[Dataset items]
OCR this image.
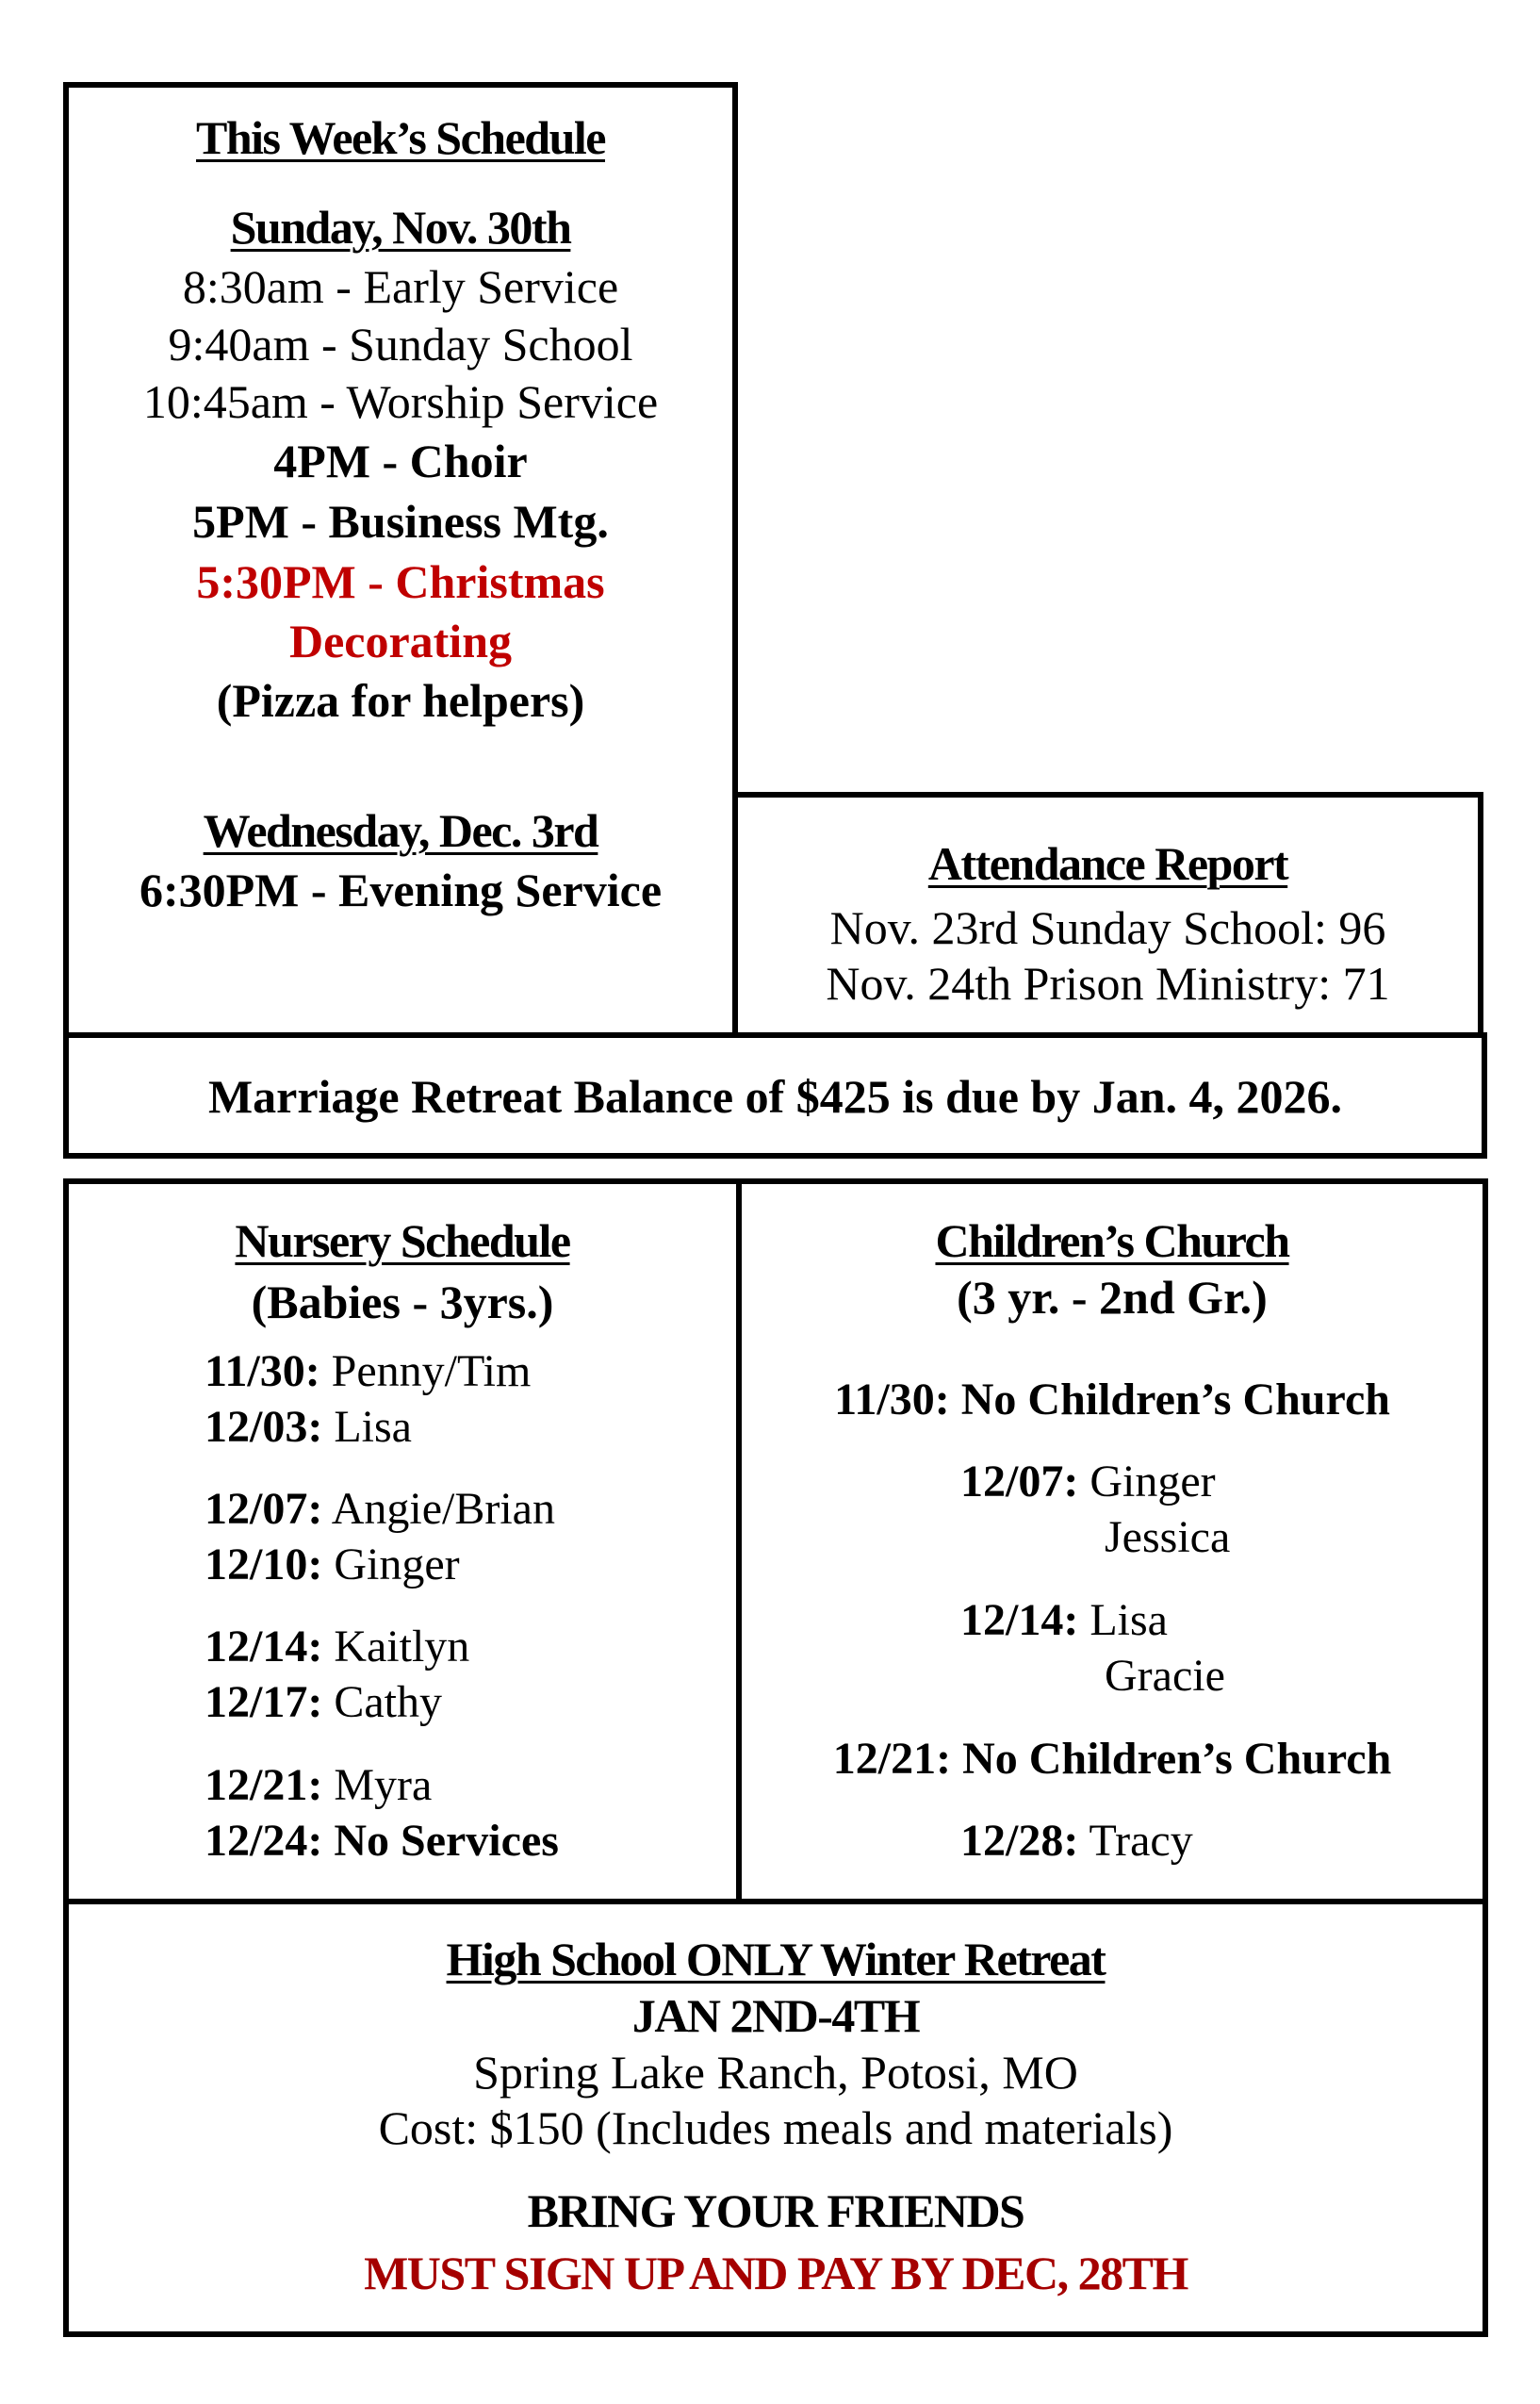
This Week’s Schedule
Sunday, Nov. 30th
8:30am - Early Service
9:40am - Sunday School
10:45am - Worship Service
4PM - Choir
5PM - Business Mtg.
5:30PM - Christmas
Decorating
(Pizza for helpers)
Wednesday, Dec. 3rd
6:30PM - Evening Service	Attendance Report
Nov. 23rd Sunday School: 96
Nov. 24th Prison Ministry: 71
Marriage Retreat Balance of $425 is due by Jan. 4, 2026.
Nursery Schedule
(Babies - 3yrs.)
11/30: Penny/Tim
12/03: Lisa
12/07: Angie/Brian
12/10: Ginger
12/14: Kaitlyn
12/17: Cathy
12/21: Myra
12/24: No Services
Children’s Church
(3 yr. - 2nd Gr.)
11/30: No Children’s Church
12/07: Ginger
Jessica
12/14: Lisa
Gracie
12/21: No Children’s Church
12/28: Tracy
High School ONLY Winter Retreat
JAN 2ND-4TH
Spring Lake Ranch, Potosi, MO
Cost: $150 (Includes meals and materials)
BRING YOUR FRIENDS
MUST SIGN UP AND PAY BY DEC, 28TH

* The task *
Please repeat the entries exactly. Do not include the pictures.

* Output *
OCR this image.
This Week’s Schedule
Sunday, Nov. 30th
8:30am - Early Service
9:40am - Sunday School
10:45am - Worship Service
4PM - Choir
5PM - Business Mtg.
5:30PM - Christmas
Decorating
(Pizza for helpers)
Wednesday, Dec. 3rd
6:30PM - Evening Service	Attendance Report
Nov. 23rd Sunday School: 96
Nov. 24th Prison Ministry: 71
Marriage Retreat Balance of $425 is due by Jan. 4, 2026.
Nursery Schedule
(Babies - 3yrs.)
11/30: Penny/Tim
12/03: Lisa
12/07: Angie/Brian
12/10: Ginger
12/14: Kaitlyn
12/17: Cathy
12/21: Myra
12/24: No Services
Children’s Church
(3 yr. - 2nd Gr.)
11/30: No Children’s Church
12/07: Ginger
Jessica
12/14: Lisa
Gracie
12/21: No Children’s Church
12/28: Tracy
High School ONLY Winter Retreat
JAN 2ND-4TH
Spring Lake Ranch, Potosi, MO
Cost: $150 (Includes meals and materials)
BRING YOUR FRIENDS
MUST SIGN UP AND PAY BY DEC, 28TH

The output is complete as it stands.